INFORMATION GIVEN.
--- START ---
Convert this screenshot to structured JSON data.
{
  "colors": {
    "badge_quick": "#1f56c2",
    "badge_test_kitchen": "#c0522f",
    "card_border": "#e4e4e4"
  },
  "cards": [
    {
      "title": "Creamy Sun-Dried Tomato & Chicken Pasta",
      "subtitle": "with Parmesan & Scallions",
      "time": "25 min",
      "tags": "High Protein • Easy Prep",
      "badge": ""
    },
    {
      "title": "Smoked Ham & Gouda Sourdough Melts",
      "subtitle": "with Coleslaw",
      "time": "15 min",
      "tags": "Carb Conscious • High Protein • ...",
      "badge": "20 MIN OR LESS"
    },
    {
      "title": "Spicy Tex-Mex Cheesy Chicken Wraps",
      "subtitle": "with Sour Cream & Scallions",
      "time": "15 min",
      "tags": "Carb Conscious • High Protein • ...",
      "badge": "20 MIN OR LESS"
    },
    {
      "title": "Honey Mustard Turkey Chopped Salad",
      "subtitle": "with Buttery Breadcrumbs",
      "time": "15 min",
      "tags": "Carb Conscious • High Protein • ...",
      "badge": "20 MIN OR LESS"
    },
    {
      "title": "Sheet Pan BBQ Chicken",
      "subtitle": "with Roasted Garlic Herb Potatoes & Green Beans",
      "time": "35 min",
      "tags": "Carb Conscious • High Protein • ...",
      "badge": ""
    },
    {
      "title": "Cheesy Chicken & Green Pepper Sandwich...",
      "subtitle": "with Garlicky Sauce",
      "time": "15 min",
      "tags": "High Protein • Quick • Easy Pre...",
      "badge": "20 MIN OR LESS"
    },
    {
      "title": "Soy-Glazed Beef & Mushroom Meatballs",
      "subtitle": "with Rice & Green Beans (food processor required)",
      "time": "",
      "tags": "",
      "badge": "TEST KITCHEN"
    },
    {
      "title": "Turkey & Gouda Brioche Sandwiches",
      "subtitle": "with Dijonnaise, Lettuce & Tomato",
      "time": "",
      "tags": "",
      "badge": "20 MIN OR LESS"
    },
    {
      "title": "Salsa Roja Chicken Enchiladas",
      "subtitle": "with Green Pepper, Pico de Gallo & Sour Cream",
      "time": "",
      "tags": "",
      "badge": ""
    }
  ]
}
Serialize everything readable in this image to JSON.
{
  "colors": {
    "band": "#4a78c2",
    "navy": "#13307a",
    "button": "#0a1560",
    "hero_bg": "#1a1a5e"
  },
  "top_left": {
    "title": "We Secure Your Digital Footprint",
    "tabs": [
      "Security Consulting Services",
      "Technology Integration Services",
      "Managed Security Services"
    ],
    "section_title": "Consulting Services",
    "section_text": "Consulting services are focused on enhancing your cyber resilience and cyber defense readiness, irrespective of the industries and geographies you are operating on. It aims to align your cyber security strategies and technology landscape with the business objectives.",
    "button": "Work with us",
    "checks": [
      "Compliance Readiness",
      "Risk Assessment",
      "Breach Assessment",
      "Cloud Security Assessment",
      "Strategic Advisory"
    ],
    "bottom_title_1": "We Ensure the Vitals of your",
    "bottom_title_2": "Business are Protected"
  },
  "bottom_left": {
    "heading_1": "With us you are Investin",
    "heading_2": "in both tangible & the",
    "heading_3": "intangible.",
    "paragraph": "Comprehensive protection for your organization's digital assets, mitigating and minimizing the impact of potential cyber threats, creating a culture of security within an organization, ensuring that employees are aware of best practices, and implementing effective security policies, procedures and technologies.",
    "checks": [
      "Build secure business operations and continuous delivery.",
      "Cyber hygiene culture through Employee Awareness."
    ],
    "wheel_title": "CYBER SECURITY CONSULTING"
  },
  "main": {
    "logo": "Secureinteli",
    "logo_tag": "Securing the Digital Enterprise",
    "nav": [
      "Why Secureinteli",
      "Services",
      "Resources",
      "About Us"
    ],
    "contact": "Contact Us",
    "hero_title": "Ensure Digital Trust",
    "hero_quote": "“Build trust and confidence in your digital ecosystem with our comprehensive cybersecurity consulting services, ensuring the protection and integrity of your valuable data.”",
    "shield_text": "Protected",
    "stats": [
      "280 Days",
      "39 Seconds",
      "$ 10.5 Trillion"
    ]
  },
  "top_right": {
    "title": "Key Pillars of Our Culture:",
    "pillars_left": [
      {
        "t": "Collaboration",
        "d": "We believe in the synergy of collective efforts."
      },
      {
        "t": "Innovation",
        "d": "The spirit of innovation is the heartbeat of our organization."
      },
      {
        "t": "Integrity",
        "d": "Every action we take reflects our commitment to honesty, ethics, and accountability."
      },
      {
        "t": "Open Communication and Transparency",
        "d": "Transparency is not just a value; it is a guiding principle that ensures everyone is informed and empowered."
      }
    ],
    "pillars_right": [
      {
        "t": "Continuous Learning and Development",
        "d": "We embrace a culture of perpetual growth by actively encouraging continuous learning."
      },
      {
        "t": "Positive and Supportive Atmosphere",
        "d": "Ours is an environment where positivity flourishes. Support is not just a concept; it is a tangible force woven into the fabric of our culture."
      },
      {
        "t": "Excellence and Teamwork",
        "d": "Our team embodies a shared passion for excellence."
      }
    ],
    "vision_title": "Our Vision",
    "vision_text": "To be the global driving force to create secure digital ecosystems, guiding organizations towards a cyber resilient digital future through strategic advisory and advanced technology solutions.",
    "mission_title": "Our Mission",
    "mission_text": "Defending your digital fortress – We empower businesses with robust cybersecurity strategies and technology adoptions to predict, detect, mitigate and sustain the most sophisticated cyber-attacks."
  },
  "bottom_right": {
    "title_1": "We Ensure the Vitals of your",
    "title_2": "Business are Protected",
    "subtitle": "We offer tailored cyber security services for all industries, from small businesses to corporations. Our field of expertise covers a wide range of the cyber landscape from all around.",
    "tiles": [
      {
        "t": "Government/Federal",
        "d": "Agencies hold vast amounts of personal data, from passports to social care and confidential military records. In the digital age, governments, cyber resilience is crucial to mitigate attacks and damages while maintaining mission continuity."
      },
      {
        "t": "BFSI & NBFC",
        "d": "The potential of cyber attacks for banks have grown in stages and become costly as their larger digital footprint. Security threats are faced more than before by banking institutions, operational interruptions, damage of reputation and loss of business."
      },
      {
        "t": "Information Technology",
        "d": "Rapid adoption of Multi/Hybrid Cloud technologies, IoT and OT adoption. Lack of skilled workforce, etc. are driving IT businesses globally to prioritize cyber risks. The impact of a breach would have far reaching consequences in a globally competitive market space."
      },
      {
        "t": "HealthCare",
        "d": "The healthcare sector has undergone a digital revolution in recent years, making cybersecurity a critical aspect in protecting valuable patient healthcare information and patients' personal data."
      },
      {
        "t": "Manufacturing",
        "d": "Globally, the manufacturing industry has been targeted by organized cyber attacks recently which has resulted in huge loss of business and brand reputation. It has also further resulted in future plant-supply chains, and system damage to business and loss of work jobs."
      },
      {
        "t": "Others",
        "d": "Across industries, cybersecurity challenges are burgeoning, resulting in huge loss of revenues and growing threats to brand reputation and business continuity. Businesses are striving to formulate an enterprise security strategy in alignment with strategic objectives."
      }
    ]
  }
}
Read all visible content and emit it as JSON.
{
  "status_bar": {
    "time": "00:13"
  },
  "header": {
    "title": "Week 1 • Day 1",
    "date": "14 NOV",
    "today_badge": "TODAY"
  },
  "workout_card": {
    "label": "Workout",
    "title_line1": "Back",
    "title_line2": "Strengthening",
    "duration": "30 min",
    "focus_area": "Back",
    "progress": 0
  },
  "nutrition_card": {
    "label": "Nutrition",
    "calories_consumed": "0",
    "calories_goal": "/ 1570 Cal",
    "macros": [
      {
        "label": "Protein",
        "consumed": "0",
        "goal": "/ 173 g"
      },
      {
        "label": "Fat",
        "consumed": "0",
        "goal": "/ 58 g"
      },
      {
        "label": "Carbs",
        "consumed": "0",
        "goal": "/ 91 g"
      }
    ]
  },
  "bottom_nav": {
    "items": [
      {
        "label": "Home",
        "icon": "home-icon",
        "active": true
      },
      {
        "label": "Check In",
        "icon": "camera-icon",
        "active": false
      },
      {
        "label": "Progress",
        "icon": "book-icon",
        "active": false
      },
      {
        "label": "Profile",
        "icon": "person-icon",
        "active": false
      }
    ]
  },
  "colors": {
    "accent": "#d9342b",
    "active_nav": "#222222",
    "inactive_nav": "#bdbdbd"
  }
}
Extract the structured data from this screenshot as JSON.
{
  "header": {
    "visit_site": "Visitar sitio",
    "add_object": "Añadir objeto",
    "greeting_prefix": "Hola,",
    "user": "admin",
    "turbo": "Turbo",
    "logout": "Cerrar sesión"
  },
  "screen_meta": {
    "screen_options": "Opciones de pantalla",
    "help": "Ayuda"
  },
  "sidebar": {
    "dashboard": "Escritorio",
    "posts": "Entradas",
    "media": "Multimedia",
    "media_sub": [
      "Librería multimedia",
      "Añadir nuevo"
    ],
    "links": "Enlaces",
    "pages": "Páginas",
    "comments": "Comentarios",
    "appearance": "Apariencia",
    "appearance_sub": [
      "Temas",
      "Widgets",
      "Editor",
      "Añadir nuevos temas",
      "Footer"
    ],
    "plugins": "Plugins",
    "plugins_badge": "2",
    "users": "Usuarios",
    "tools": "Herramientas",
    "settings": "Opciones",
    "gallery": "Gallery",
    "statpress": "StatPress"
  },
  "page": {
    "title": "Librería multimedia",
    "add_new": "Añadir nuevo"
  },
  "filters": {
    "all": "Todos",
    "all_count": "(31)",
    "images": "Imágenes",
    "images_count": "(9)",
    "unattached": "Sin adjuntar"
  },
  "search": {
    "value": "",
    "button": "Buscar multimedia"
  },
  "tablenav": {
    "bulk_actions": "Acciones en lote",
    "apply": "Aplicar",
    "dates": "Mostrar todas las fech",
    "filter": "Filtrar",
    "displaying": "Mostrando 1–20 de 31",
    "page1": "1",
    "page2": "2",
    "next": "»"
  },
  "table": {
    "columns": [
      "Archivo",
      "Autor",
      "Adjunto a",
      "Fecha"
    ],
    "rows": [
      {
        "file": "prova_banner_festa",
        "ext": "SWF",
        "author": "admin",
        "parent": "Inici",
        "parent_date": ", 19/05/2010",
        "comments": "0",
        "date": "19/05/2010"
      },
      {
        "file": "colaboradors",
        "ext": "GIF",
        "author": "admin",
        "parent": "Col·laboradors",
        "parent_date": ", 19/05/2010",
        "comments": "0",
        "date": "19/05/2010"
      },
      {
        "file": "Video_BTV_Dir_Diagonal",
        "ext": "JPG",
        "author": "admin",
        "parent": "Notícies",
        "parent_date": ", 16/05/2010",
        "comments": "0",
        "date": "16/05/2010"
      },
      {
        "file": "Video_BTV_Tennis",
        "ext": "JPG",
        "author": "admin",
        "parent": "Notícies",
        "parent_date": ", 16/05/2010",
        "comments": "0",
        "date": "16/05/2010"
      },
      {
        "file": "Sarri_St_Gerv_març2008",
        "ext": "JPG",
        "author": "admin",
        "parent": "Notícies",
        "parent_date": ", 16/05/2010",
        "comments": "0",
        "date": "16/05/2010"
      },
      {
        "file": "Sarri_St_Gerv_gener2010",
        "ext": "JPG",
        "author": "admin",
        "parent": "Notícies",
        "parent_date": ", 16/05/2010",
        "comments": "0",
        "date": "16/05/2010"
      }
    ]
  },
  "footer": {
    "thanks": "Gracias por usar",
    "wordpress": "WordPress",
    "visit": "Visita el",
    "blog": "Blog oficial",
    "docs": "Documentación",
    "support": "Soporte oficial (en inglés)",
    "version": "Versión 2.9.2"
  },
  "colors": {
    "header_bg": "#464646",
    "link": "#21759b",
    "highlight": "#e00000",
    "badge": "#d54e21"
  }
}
--- END ---
In the material above, find the lines that contain "Transparency" and show them.

        "t": "Open Communication and Transparency",
        "d": "Transparency is not just a value; it is a guiding principle that ensures everyone is informed and empowered."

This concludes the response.